→ What to produce: Retype all of the data. Every line must match exactly.

>> START Data to use

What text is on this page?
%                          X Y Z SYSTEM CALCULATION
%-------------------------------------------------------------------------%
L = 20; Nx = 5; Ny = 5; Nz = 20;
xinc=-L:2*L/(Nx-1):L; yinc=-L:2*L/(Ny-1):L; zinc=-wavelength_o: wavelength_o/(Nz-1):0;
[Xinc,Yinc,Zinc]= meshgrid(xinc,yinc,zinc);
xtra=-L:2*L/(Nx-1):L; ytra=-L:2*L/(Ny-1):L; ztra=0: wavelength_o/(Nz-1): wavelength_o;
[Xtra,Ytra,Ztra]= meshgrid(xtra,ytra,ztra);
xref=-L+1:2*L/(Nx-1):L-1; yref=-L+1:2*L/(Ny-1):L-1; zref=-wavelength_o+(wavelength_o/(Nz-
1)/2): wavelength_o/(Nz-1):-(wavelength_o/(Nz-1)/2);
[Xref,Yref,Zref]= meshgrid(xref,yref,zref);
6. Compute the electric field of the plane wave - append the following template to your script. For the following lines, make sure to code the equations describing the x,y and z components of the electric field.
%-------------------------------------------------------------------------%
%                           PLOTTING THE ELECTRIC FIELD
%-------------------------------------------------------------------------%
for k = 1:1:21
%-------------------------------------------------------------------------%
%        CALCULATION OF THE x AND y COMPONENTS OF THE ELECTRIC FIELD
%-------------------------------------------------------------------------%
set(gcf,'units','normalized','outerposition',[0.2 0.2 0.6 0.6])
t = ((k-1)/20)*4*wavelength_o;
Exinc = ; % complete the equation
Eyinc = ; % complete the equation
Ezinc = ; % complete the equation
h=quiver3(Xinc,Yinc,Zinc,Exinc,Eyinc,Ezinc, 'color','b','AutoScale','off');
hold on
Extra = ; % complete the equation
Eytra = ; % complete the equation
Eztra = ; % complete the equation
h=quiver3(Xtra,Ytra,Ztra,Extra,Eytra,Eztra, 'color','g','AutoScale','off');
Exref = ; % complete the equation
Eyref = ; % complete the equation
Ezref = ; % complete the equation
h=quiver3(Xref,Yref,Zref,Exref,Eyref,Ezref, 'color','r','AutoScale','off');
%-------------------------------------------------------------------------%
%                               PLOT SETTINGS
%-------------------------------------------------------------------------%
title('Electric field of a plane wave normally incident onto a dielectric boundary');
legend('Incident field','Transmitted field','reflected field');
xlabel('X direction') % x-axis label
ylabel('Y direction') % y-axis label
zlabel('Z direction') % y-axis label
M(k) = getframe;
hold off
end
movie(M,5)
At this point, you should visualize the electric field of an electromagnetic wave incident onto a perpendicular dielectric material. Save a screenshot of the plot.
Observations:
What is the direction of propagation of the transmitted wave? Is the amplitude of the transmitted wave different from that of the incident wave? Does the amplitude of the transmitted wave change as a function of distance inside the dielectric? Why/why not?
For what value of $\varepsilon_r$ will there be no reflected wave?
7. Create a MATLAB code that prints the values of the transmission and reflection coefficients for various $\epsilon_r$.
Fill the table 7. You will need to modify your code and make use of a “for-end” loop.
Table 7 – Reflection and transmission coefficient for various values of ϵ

>> END Data to use

→ Solution to this exercise:
What text is on this page?
%                          X Y Z SYSTEM CALCULATION
%-------------------------------------------------------------------------%
L = 20; Nx = 5; Ny = 5; Nz = 20;
xinc=-L:2*L/(Nx-1):L; yinc=-L:2*L/(Ny-1):L; zinc=-wavelength_o: wavelength_o/(Nz-1):0;
[Xinc,Yinc,Zinc]= meshgrid(xinc,yinc,zinc);
xtra=-L:2*L/(Nx-1):L; ytra=-L:2*L/(Ny-1):L; ztra=0: wavelength_o/(Nz-1): wavelength_o;
[Xtra,Ytra,Ztra]= meshgrid(xtra,ytra,ztra);
xref=-L+1:2*L/(Nx-1):L-1; yref=-L+1:2*L/(Ny-1):L-1; zref=-wavelength_o+(wavelength_o/(Nz-
1)/2): wavelength_o/(Nz-1):-(wavelength_o/(Nz-1)/2);
[Xref,Yref,Zref]= meshgrid(xref,yref,zref);
6. Compute the electric field of the plane wave - append the following template to your script. For the following lines, make sure to code the equations describing the x,y and z components of the electric field.
%-------------------------------------------------------------------------%
%                           PLOTTING THE ELECTRIC FIELD
%-------------------------------------------------------------------------%
for k = 1:1:21
%-------------------------------------------------------------------------%
%        CALCULATION OF THE x AND y COMPONENTS OF THE ELECTRIC FIELD
%-------------------------------------------------------------------------%
set(gcf,'units','normalized','outerposition',[0.2 0.2 0.6 0.6])
t = ((k-1)/20)*4*wavelength_o;
Exinc = ; % complete the equation
Eyinc = ; % complete the equation
Ezinc = ; % complete the equation
h=quiver3(Xinc,Yinc,Zinc,Exinc,Eyinc,Ezinc, 'color','b','AutoScale','off');
hold on
Extra = ; % complete the equation
Eytra = ; % complete the equation
Eztra = ; % complete the equation
h=quiver3(Xtra,Ytra,Ztra,Extra,Eytra,Eztra, 'color','g','AutoScale','off');
Exref = ; % complete the equation
Eyref = ; % complete the equation
Ezref = ; % complete the equation
h=quiver3(Xref,Yref,Zref,Exref,Eyref,Ezref, 'color','r','AutoScale','off');
%-------------------------------------------------------------------------%
%                               PLOT SETTINGS
%-------------------------------------------------------------------------%
title('Electric field of a plane wave normally incident onto a dielectric boundary');
legend('Incident field','Transmitted field','reflected field');
xlabel('X direction') % x-axis label
ylabel('Y direction') % y-axis label
zlabel('Z direction') % y-axis label
M(k) = getframe;
hold off
end
movie(M,5)
At this point, you should visualize the electric field of an electromagnetic wave incident onto a perpendicular dielectric material. Save a screenshot of the plot.
Observations:
What is the direction of propagation of the transmitted wave? Is the amplitude of the transmitted wave different from that of the incident wave? Does the amplitude of the transmitted wave change as a function of distance inside the dielectric? Why/why not?
For what value of $\varepsilon_r$ will there be no reflected wave?
7. Create a MATLAB code that prints the values of the transmission and reflection coefficients for various $\epsilon_r$.
Fill the table 7. You will need to modify your code and make use of a “for-end” loop.
Table 7 – Reflection and transmission coefficient for various values of ϵ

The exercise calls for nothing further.